Actualice el pasaje del relato sobre León que comienza con las palabras "No es una tarea" y termina con "a la marca).", sustituyendo "tienda de camping" por "tienda de deportes".

> _FRAGMENTO DEL DOCUMENTO_:
• • • •
Manoteamos la documentación, pagamos los dos euros correspondientes y nos
alejamos con rapidez; pero antes le saco la lengua al belga y a los bicigrinos.
Vagabundeamos por León, por su muralla, los recovecos del Barrio Húmedo, los alrededores de la catedral, buscando una tienda en la que comprar un sombrero que me proteja de los rigores del verano.
Vagabundeamos por León, por su muralla, los recovecos del Barrio Húmedo, los alrededores de la catedral, buscando una tienda en la que comprar un sombrero que me proteja de los rigores del verano.
No es una tarea difícil y, a poco de buscar, encontramos un sombrero de paja tejido, de ala ancha, que será durante las siguientes semanas un compañero fiel. Laura también necesita comprar una mochila para su caminata. Buscamos una pequeña, liviana, de buena calidad y económica. Las cuatro propiedades son difíciles de compatibilizar y luego de revolver muchos modelos en una tienda de camping, renuncia a la economía y se decide por una mochila de calidad (y precio acorde a la marca).
Caminamos hasta nuestros alojamientos; a dejar las compras y descansar un rato. A la noche recorremos nuevamente las pocas calles hasta la zona de los bares. Al llegar al centro, casi al inicio ya del tramo peatonal, hay que rodear una rotonda de buenas dimensiones, con mucho tráfico que entra y sale del centro, con una fuente al medio que trata vanamente de disimular su objetivo de distribución del tránsito de vehículos. Cuando estamos rodeando esa rotonda sentimos un ruido fuerte y seco, seguido de una explosión, justo al otro lado de la rotonda. Inmediatamente vemos aparecer un auto, que da un medio giro y se empotra, cabeza abajo, en la fuente. Nos miramos consternados y luego de unos pocos segundos en los que dudamos si será la filmación de una película, caigo en la cuenta de que … ¡el conductor del auto debe estar por ahogarse! Voy, junto con cuatro o cinco personas más hasta el vehículo; intentamos inútilmente romper los vidrios del auto que poco a poco va llenándose de agua. Finalmente, logramos abrir una puerta trasera y de allí sale el conductor. Le preguntamos si hay alguien más ya que está oscuro y no se ve por el agua que entra al interior del vehículo. Lo único que repite es que está solo y que no vio al autobús. Parece encontrarse bien, pero inmediatamente después de salir del coche, colapsa y queda tendido en el piso, cubierto de sangre. Nadie sabe bien qué hacer; por suerte en ese momento ya llega la policía y una ambulancia, con lo que puedo abandonar ese lugar, con un sudor helado que me baña la espalda. Al día siguiente, ese accidente estará en la página central del periódico de León, con una foto espectacular y un pequeño epígrafe que resalta la gravedad del estado del conductor. Tal vez esos sean momentos propicios para reflexionar sobre la fragilidad de las cosas; de lo delicado que es la trama de la vida, pero prefiero borrar cuánto antes esas imágenes y arrastro a mis compañeras a un Wine Bar, en el que podamos pensar en otras cosas de la vida.
• • • •
> _Datos estructurados de análisis de la página_:
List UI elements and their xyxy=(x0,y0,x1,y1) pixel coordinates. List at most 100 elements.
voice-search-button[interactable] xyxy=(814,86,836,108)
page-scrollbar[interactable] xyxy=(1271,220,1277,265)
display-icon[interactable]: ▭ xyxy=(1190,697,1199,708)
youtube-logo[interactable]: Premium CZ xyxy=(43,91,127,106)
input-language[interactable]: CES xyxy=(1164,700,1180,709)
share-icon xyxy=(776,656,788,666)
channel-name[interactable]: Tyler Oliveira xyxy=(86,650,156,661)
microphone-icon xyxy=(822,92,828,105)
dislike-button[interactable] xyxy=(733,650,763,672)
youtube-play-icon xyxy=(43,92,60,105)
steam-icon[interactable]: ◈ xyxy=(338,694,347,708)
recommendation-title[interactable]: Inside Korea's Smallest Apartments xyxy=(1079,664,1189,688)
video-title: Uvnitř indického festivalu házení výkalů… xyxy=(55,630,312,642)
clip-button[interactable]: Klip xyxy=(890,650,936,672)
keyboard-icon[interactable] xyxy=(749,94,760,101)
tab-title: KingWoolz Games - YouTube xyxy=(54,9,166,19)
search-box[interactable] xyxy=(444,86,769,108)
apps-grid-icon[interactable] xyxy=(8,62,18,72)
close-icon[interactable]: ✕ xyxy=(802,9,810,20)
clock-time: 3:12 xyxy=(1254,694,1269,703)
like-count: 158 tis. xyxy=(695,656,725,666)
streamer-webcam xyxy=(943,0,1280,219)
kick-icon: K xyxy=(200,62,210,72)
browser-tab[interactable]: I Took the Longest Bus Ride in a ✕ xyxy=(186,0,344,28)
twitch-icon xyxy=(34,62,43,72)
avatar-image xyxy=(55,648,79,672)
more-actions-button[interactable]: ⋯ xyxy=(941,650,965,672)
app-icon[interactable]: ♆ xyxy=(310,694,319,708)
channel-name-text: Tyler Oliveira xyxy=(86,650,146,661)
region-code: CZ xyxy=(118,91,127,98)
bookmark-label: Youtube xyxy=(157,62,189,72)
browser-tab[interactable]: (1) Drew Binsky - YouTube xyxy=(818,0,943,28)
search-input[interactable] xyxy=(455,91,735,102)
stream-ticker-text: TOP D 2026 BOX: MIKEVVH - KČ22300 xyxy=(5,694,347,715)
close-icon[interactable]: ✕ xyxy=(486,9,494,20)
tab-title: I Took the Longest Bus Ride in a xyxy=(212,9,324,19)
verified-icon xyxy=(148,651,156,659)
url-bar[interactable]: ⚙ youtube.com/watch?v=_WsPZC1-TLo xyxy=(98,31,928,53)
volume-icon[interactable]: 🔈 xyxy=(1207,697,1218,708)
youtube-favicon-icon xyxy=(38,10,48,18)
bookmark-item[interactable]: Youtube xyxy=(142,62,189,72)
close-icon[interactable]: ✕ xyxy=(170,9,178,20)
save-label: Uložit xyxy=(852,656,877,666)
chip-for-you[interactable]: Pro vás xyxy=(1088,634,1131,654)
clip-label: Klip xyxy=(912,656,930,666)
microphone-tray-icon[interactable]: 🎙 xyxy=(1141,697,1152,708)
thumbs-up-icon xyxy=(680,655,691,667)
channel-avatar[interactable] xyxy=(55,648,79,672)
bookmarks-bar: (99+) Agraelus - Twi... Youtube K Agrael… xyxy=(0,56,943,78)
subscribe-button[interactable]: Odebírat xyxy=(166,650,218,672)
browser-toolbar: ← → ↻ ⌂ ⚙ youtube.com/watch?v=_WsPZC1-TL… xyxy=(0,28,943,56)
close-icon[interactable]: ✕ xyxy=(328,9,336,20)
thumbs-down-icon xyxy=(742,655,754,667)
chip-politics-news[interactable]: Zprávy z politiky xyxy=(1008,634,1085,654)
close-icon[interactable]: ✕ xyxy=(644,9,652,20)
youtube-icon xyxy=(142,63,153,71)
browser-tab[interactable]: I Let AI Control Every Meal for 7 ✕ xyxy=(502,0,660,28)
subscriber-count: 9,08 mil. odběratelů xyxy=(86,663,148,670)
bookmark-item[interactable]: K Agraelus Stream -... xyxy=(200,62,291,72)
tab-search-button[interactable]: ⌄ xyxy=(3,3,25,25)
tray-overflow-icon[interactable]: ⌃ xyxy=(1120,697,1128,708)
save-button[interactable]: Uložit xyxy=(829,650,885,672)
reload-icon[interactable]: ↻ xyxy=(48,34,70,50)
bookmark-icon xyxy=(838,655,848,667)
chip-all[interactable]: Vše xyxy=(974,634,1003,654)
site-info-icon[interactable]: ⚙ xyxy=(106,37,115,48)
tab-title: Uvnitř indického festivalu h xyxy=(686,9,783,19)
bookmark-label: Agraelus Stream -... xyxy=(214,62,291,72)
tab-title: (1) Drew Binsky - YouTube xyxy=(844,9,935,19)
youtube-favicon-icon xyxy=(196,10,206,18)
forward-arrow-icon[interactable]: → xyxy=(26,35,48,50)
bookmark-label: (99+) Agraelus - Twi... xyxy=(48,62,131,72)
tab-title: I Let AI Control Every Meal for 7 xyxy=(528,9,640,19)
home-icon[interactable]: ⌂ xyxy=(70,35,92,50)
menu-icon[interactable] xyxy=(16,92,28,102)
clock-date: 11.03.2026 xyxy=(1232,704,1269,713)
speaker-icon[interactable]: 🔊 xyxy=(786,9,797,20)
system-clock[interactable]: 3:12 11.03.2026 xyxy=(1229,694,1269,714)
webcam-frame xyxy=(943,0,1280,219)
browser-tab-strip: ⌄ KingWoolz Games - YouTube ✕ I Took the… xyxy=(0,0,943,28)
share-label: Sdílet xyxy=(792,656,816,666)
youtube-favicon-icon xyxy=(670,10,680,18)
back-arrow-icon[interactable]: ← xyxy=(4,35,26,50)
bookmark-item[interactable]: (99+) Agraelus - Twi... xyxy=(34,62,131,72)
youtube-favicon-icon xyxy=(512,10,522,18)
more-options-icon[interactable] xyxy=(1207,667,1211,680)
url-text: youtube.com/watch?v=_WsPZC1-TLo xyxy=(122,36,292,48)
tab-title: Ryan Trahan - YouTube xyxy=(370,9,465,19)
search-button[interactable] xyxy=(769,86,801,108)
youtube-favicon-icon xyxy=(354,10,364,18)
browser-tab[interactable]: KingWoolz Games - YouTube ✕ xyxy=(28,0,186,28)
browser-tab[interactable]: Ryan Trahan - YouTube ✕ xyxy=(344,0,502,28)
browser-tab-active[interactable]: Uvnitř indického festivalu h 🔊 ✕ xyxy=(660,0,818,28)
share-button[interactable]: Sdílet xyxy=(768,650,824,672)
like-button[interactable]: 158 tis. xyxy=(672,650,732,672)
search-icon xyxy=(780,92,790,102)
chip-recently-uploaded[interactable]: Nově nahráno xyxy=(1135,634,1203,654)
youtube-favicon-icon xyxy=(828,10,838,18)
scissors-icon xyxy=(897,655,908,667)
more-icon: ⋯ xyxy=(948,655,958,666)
• • • •
> _RESPUESTA ESCRITA_:
No es una tarea difícil y, a poco de buscar, encontramos un sombrero de paja tejido, de ala ancha, que será durante las siguientes semanas un compañero fiel. Laura también necesita comprar una mochila para su caminata. Buscamos una pequeña, liviana, de buena calidad y económica. Las cuatro propiedades son difíciles de compatibilizar y luego de revolver muchos modelos en una tienda de deportes, renuncia a la economía y se decide por una mochila de calidad (y precio acorde a la marca).